→ Data lines:
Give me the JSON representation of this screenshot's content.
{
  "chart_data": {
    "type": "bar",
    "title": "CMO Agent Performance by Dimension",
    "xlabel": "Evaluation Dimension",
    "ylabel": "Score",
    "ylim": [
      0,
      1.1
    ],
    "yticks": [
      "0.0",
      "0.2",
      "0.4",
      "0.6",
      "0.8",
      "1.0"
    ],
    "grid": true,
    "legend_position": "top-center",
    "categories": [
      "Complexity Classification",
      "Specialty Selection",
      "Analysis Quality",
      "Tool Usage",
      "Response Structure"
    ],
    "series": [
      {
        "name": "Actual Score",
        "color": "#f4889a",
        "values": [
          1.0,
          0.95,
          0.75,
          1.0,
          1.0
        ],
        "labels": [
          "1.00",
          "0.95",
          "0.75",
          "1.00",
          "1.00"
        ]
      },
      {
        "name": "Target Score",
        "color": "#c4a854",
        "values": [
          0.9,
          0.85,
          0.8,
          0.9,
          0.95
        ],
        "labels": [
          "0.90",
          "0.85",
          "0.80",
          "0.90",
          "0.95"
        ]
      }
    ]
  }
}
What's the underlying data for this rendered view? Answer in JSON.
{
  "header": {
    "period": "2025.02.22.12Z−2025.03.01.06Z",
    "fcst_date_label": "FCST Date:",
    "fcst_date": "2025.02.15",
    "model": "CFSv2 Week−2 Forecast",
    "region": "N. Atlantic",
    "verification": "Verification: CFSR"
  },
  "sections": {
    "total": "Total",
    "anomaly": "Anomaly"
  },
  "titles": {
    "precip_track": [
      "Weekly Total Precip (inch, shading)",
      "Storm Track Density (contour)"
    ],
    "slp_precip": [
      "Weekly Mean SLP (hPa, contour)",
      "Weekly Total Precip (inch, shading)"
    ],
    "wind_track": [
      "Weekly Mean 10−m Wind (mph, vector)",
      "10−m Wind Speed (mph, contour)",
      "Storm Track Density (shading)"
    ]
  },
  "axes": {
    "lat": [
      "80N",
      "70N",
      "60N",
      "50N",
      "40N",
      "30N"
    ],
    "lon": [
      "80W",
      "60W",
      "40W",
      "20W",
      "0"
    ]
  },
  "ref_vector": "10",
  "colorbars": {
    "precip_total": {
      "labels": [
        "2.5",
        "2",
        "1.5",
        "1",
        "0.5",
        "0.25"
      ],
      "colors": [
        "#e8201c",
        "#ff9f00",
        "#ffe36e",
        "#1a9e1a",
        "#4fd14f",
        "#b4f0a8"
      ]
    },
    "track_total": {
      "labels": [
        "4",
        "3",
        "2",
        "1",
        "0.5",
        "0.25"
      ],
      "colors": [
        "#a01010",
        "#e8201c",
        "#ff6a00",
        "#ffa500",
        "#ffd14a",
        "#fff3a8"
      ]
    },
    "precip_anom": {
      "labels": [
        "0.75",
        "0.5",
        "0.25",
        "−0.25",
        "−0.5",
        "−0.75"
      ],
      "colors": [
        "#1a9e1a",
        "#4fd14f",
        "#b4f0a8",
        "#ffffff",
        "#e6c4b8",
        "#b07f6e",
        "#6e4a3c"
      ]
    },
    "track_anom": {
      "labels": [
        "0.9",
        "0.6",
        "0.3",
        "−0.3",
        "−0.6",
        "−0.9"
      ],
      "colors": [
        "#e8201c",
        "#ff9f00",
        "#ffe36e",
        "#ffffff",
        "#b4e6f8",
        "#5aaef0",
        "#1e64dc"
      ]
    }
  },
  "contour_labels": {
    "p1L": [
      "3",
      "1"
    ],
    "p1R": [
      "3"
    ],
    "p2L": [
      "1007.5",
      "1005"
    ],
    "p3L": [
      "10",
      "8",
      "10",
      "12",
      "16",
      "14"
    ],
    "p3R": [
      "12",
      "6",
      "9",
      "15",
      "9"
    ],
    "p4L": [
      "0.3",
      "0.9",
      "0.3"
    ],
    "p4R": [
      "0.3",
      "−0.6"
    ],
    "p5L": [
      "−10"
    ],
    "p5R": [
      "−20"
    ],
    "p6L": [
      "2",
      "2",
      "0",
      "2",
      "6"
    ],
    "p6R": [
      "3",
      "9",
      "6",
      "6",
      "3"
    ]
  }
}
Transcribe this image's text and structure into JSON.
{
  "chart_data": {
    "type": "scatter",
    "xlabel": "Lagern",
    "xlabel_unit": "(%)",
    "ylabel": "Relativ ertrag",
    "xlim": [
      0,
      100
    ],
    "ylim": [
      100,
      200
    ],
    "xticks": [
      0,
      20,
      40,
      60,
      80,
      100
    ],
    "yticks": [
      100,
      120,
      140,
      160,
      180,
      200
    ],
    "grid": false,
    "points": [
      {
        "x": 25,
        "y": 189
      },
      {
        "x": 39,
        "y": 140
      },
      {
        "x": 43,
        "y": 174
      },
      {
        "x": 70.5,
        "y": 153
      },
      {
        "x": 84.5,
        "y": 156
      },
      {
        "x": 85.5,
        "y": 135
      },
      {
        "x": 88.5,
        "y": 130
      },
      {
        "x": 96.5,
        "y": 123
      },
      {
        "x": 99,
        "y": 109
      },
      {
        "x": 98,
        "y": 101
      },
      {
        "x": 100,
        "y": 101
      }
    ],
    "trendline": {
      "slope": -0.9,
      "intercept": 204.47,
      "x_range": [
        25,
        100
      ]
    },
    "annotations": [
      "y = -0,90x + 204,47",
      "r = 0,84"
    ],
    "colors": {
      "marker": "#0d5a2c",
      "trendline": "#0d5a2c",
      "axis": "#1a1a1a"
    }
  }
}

→ Exercise requirements: State the number of lines in the records that include "Dimension", and write nothing else.

→ Exercise response: 2